▶ _Extracted data_
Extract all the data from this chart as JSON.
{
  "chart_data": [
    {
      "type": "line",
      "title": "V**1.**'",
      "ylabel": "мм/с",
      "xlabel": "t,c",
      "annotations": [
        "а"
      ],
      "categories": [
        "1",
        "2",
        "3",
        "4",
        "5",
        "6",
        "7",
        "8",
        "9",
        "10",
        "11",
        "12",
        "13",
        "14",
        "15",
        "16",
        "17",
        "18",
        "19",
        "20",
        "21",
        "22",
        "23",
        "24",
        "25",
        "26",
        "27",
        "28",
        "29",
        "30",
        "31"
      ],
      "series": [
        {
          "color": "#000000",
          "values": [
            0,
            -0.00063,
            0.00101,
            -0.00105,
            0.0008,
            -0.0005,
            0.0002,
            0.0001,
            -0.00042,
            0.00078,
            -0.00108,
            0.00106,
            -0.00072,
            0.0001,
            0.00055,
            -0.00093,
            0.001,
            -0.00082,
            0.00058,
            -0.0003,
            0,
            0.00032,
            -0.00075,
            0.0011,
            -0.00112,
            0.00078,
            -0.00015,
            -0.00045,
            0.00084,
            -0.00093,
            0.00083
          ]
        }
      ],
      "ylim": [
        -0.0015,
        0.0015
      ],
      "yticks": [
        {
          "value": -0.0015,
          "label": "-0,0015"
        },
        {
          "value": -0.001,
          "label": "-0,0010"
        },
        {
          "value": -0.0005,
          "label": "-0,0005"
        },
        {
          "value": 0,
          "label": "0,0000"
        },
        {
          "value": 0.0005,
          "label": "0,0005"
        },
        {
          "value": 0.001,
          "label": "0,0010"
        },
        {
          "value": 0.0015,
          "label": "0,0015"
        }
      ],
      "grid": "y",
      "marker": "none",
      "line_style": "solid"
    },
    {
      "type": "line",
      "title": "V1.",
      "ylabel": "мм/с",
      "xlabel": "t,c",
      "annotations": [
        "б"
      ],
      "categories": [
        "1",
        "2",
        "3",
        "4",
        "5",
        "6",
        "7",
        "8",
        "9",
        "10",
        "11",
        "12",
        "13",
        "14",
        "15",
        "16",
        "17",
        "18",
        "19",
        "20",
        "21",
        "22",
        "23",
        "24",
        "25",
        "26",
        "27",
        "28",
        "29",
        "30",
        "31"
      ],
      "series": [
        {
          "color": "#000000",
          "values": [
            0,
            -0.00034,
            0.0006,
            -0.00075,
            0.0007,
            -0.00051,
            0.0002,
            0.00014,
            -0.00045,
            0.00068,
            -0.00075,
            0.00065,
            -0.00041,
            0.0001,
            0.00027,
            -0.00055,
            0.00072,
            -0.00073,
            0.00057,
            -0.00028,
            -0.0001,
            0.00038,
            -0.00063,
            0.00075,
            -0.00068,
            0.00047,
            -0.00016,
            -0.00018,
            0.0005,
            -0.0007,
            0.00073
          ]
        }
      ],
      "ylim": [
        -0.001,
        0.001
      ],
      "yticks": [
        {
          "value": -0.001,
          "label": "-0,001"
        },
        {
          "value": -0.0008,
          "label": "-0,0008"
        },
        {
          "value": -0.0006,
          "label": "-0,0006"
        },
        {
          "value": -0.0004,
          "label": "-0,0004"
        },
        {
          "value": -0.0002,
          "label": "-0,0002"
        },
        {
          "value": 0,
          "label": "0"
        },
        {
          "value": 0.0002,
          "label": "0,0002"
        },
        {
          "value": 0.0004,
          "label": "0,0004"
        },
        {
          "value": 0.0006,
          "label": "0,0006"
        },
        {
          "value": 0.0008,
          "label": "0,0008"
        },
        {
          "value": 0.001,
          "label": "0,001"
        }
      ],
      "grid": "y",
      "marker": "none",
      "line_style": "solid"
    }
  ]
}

▶ _Set task_
Output all preceding records character for character.

▶ _Correct response_
Extract all the data from this chart as JSON.
{
  "chart_data": [
    {
      "type": "line",
      "title": "V**1.**'",
      "ylabel": "мм/с",
      "xlabel": "t,c",
      "annotations": [
        "а"
      ],
      "categories": [
        "1",
        "2",
        "3",
        "4",
        "5",
        "6",
        "7",
        "8",
        "9",
        "10",
        "11",
        "12",
        "13",
        "14",
        "15",
        "16",
        "17",
        "18",
        "19",
        "20",
        "21",
        "22",
        "23",
        "24",
        "25",
        "26",
        "27",
        "28",
        "29",
        "30",
        "31"
      ],
      "series": [
        {
          "color": "#000000",
          "values": [
            0,
            -0.00063,
            0.00101,
            -0.00105,
            0.0008,
            -0.0005,
            0.0002,
            0.0001,
            -0.00042,
            0.00078,
            -0.00108,
            0.00106,
            -0.00072,
            0.0001,
            0.00055,
            -0.00093,
            0.001,
            -0.00082,
            0.00058,
            -0.0003,
            0,
            0.00032,
            -0.00075,
            0.0011,
            -0.00112,
            0.00078,
            -0.00015,
            -0.00045,
            0.00084,
            -0.00093,
            0.00083
          ]
        }
      ],
      "ylim": [
        -0.0015,
        0.0015
      ],
      "yticks": [
        {
          "value": -0.0015,
          "label": "-0,0015"
        },
        {
          "value": -0.001,
          "label": "-0,0010"
        },
        {
          "value": -0.0005,
          "label": "-0,0005"
        },
        {
          "value": 0,
          "label": "0,0000"
        },
        {
          "value": 0.0005,
          "label": "0,0005"
        },
        {
          "value": 0.001,
          "label": "0,0010"
        },
        {
          "value": 0.0015,
          "label": "0,0015"
        }
      ],
      "grid": "y",
      "marker": "none",
      "line_style": "solid"
    },
    {
      "type": "line",
      "title": "V1.",
      "ylabel": "мм/с",
      "xlabel": "t,c",
      "annotations": [
        "б"
      ],
      "categories": [
        "1",
        "2",
        "3",
        "4",
        "5",
        "6",
        "7",
        "8",
        "9",
        "10",
        "11",
        "12",
        "13",
        "14",
        "15",
        "16",
        "17",
        "18",
        "19",
        "20",
        "21",
        "22",
        "23",
        "24",
        "25",
        "26",
        "27",
        "28",
        "29",
        "30",
        "31"
      ],
      "series": [
        {
          "color": "#000000",
          "values": [
            0,
            -0.00034,
            0.0006,
            -0.00075,
            0.0007,
            -0.00051,
            0.0002,
            0.00014,
            -0.00045,
            0.00068,
            -0.00075,
            0.00065,
            -0.00041,
            0.0001,
            0.00027,
            -0.00055,
            0.00072,
            -0.00073,
            0.00057,
            -0.00028,
            -0.0001,
            0.00038,
            -0.00063,
            0.00075,
            -0.00068,
            0.00047,
            -0.00016,
            -0.00018,
            0.0005,
            -0.0007,
            0.00073
          ]
        }
      ],
      "ylim": [
        -0.001,
        0.001
      ],
      "yticks": [
        {
          "value": -0.001,
          "label": "-0,001"
        },
        {
          "value": -0.0008,
          "label": "-0,0008"
        },
        {
          "value": -0.0006,
          "label": "-0,0006"
        },
        {
          "value": -0.0004,
          "label": "-0,0004"
        },
        {
          "value": -0.0002,
          "label": "-0,0002"
        },
        {
          "value": 0,
          "label": "0"
        },
        {
          "value": 0.0002,
          "label": "0,0002"
        },
        {
          "value": 0.0004,
          "label": "0,0004"
        },
        {
          "value": 0.0006,
          "label": "0,0006"
        },
        {
          "value": 0.0008,
          "label": "0,0008"
        },
        {
          "value": 0.001,
          "label": "0,001"
        }
      ],
      "grid": "y",
      "marker": "none",
      "line_style": "solid"
    }
  ]
}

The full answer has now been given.